EXERCISE BRIEF: How many lines in the entries below include the string "JSON"? Answer with the number only.

RECORDED DATA:
▶

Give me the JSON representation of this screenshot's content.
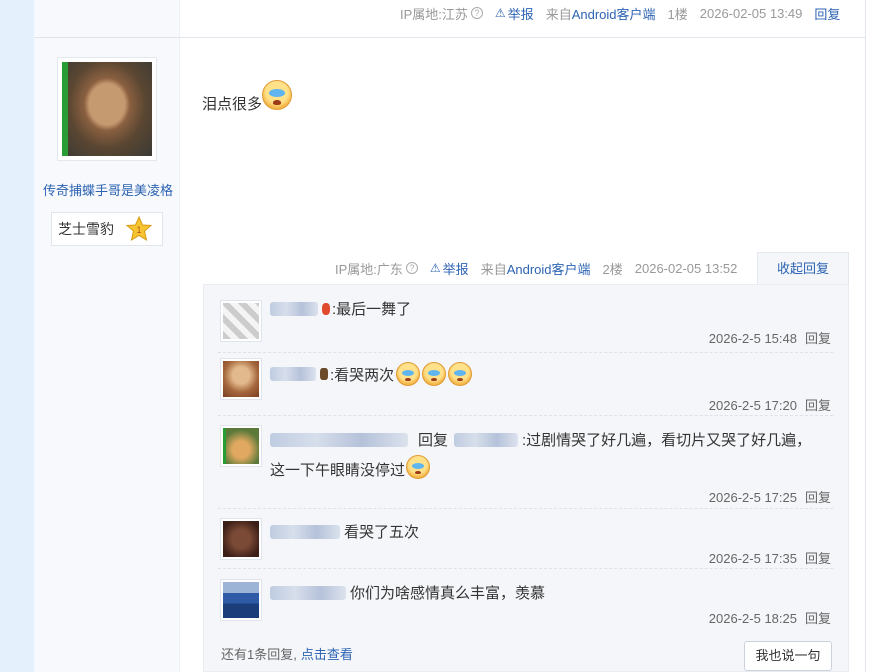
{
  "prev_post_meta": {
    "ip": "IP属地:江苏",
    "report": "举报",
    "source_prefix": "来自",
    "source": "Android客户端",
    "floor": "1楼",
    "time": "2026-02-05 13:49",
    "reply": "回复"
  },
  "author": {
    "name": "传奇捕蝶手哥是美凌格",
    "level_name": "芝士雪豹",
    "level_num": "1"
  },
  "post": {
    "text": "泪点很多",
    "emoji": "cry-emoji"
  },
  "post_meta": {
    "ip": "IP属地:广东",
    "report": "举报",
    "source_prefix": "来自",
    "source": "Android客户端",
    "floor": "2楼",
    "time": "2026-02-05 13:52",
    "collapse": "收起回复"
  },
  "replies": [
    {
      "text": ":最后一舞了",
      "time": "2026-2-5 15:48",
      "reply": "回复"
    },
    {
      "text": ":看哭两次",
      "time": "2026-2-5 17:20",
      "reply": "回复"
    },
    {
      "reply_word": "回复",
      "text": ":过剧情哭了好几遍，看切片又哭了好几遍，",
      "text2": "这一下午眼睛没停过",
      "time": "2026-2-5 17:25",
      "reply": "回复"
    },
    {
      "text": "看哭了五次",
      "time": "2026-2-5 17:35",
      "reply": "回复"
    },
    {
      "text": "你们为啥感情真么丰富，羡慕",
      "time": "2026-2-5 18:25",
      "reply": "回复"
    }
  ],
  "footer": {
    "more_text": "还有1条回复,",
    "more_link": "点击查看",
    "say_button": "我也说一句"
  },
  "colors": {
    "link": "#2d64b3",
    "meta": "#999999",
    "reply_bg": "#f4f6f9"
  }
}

◀
▶

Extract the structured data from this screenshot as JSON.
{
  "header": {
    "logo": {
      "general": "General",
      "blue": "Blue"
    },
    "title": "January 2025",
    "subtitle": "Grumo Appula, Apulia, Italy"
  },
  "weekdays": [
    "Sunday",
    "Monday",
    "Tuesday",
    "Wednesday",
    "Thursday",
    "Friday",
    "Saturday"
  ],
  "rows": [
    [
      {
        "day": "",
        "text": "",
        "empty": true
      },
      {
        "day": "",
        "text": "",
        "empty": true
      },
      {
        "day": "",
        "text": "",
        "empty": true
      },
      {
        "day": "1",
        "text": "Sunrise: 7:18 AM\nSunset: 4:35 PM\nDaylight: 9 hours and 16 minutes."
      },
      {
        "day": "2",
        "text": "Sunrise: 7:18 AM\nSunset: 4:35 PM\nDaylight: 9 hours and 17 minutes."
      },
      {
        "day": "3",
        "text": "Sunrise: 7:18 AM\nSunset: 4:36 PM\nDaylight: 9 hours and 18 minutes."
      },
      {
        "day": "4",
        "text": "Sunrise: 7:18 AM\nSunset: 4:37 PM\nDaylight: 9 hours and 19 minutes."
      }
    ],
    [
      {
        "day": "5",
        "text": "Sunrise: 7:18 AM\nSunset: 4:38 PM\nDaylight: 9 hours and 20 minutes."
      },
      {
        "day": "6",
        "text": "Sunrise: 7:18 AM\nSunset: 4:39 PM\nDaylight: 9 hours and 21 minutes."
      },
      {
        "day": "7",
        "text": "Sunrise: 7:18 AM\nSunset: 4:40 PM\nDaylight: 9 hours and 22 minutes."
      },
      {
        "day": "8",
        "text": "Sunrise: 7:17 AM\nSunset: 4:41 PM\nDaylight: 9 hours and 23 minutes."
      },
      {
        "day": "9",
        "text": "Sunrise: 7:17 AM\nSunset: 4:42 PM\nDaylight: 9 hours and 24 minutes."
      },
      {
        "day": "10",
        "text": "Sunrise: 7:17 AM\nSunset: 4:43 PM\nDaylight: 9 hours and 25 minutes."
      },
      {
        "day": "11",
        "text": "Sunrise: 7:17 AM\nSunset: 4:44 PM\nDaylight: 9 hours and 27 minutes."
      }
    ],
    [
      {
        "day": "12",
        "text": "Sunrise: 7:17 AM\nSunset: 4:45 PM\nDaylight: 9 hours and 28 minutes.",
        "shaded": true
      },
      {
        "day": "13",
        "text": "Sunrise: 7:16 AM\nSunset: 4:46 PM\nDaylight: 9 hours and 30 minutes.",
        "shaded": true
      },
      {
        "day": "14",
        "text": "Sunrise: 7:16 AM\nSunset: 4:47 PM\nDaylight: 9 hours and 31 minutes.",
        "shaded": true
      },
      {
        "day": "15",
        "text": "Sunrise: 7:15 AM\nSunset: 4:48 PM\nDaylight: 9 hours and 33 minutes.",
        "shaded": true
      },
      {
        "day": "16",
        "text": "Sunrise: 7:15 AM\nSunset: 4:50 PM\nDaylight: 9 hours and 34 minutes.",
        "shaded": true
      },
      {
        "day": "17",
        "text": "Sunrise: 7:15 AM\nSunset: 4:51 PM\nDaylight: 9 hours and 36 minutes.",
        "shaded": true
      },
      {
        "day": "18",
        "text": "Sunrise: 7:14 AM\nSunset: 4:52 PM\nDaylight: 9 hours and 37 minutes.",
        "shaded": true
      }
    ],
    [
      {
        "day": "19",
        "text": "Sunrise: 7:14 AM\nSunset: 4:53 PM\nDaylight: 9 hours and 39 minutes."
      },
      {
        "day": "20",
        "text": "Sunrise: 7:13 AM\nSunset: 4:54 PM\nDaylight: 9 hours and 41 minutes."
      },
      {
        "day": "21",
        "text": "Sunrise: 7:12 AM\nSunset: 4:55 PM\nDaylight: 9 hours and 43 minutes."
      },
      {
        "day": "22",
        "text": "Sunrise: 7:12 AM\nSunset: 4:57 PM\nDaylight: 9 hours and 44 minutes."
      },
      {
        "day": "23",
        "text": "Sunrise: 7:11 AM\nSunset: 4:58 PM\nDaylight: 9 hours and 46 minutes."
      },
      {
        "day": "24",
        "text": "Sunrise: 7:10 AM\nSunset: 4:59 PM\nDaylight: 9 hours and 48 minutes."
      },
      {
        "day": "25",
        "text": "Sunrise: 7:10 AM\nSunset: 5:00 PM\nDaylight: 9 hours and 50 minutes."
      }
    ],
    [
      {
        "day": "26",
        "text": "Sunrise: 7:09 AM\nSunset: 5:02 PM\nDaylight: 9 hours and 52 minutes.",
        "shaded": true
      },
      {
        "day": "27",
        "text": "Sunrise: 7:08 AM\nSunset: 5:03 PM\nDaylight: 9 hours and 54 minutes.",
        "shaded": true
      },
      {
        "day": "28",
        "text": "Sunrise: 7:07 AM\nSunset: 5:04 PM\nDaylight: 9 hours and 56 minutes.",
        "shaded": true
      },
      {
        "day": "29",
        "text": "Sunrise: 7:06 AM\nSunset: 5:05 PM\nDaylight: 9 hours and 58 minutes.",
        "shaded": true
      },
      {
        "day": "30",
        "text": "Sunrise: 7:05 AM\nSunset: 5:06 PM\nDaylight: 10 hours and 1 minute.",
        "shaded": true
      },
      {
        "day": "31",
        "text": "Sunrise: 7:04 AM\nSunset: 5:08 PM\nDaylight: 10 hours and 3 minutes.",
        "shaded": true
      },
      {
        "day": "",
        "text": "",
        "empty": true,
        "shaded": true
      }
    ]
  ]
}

◀

WRITTEN SOLUTION: 2